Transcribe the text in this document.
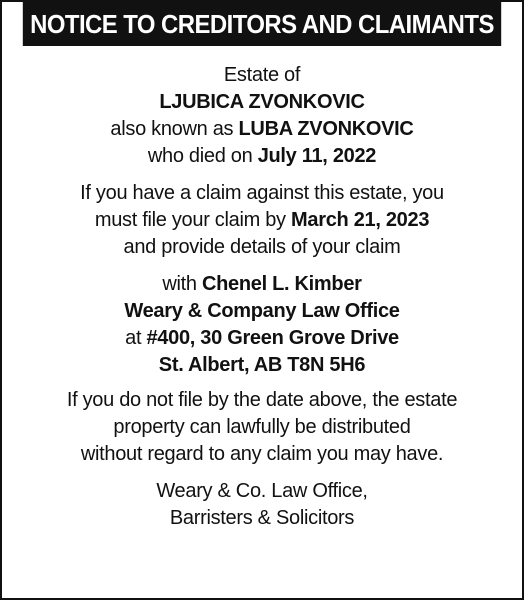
NOTICE TO CREDITORS AND CLAIMANTS
Estate of
LJUBICA ZVONKOVIC
also known as LUBA ZVONKOVIC
who died on July 11, 2022
If you have a claim against this estate, you
must file your claim by March 21, 2023
and provide details of your claim
with Chenel L. Kimber
Weary & Company Law Office
at #400, 30 Green Grove Drive
St. Albert, AB T8N 5H6
If you do not file by the date above, the estate
property can lawfully be distributed
without regard to any claim you may have.
Weary & Co. Law Office,
Barristers & Solicitors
== == ==
| EXERCISE AIM |
Scan the material above. Extract every line in which the word "ZVONKOVIC" occurs.

| COMPLETE RESPONSE |
LJUBICA ZVONKOVIC
also known as LUBA ZVONKOVIC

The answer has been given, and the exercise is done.